Set exercise >> Collect each line containing "image".

Exercise material >>
+ + + + +
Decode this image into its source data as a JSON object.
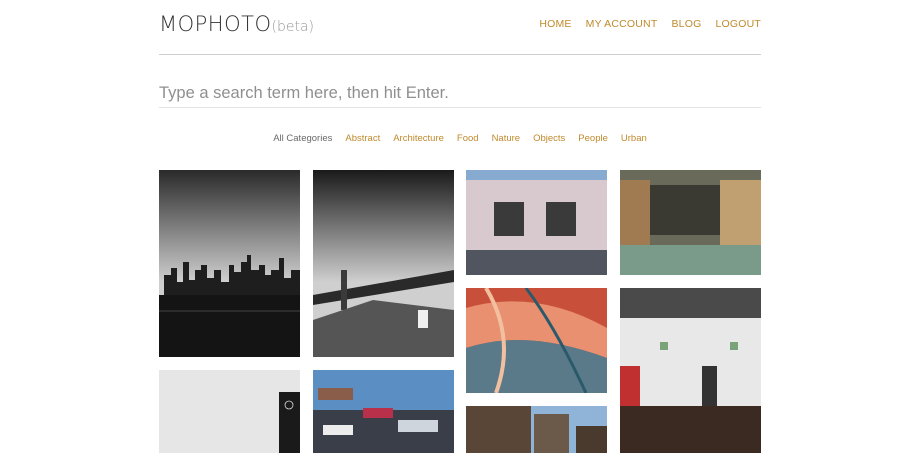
{
  "brand": {
    "name": "MOPHOTO",
    "badge": "(beta)"
  },
  "nav": [
    {
      "label": "HOME"
    },
    {
      "label": "MY ACCOUNT"
    },
    {
      "label": "BLOG"
    },
    {
      "label": "LOGOUT"
    }
  ],
  "search": {
    "placeholder": "Type a search term here, then hit Enter."
  },
  "categories": [
    {
      "label": "All Categories",
      "active": true
    },
    {
      "label": "Abstract"
    },
    {
      "label": "Architecture"
    },
    {
      "label": "Food"
    },
    {
      "label": "Nature"
    },
    {
      "label": "Objects"
    },
    {
      "label": "People"
    },
    {
      "label": "Urban"
    }
  ],
  "photos": [
    {
      "name": "city-skyline-bw"
    },
    {
      "name": "bridge-bw"
    },
    {
      "name": "garage-doors"
    },
    {
      "name": "warehouse-shelves"
    },
    {
      "name": "abstract-paint"
    },
    {
      "name": "coffee-bar"
    },
    {
      "name": "white-wall-sign"
    },
    {
      "name": "stacked-cars"
    },
    {
      "name": "buildings"
    }
  ],
  "colors": {
    "accent": "#c08a2c",
    "text": "#666666",
    "divider": "#cfcfcf"
  }
}
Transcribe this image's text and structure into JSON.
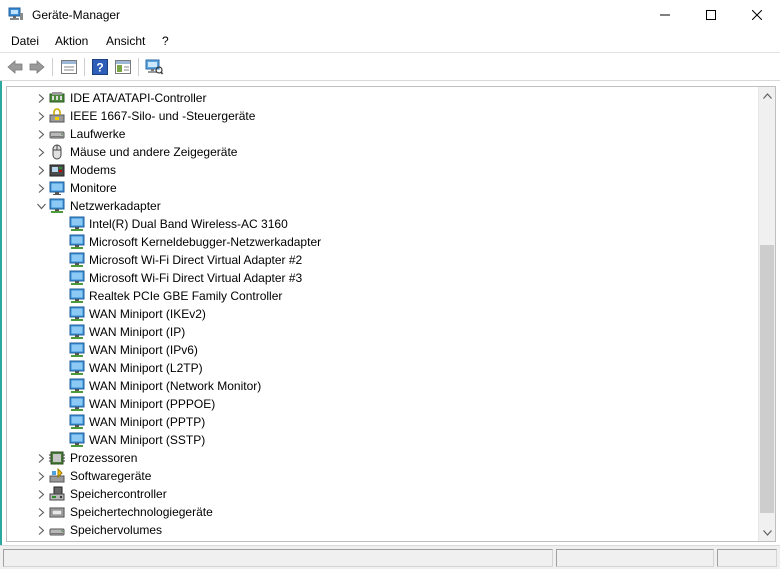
{
  "window": {
    "title": "Geräte-Manager",
    "accent_color": "#2ba8a0"
  },
  "menu": {
    "items": [
      "Datei",
      "Aktion",
      "Ansicht",
      "?"
    ]
  },
  "toolbar": {
    "buttons": [
      "back-arrow-icon",
      "forward-arrow-icon",
      "properties-icon",
      "help-icon",
      "console-view-icon",
      "scan-hardware-icon"
    ]
  },
  "tree": {
    "categories_before": [
      {
        "label": "IDE ATA/ATAPI-Controller",
        "icon": "ide-controller-icon",
        "expanded": false
      },
      {
        "label": "IEEE 1667-Silo- und -Steuergeräte",
        "icon": "ieee1667-icon",
        "expanded": false
      },
      {
        "label": "Laufwerke",
        "icon": "disk-drive-icon",
        "expanded": false
      },
      {
        "label": "Mäuse und andere Zeigegeräte",
        "icon": "mouse-icon",
        "expanded": false
      },
      {
        "label": "Modems",
        "icon": "modem-icon",
        "expanded": false
      },
      {
        "label": "Monitore",
        "icon": "monitor-icon",
        "expanded": false
      }
    ],
    "expanded_category": {
      "label": "Netzwerkadapter",
      "icon": "network-adapter-icon",
      "expanded": true,
      "children": [
        "Intel(R) Dual Band Wireless-AC 3160",
        "Microsoft Kerneldebugger-Netzwerkadapter",
        "Microsoft Wi-Fi Direct Virtual Adapter #2",
        "Microsoft Wi-Fi Direct Virtual Adapter #3",
        "Realtek PCIe GBE Family Controller",
        "WAN Miniport (IKEv2)",
        "WAN Miniport (IP)",
        "WAN Miniport (IPv6)",
        "WAN Miniport (L2TP)",
        "WAN Miniport (Network Monitor)",
        "WAN Miniport (PPPOE)",
        "WAN Miniport (PPTP)",
        "WAN Miniport (SSTP)"
      ]
    },
    "categories_after": [
      {
        "label": "Prozessoren",
        "icon": "processor-icon",
        "expanded": false
      },
      {
        "label": "Softwaregeräte",
        "icon": "software-device-icon",
        "expanded": false
      },
      {
        "label": "Speichercontroller",
        "icon": "storage-controller-icon",
        "expanded": false
      },
      {
        "label": "Speichertechnologiegeräte",
        "icon": "memory-technology-icon",
        "expanded": false
      },
      {
        "label": "Speichervolumes",
        "icon": "storage-volume-icon",
        "expanded": false
      }
    ]
  }
}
+ + + + +
Task result >>
Decode this image into its source data as a JSON object.
Transcribe this image's text and structure into JSON.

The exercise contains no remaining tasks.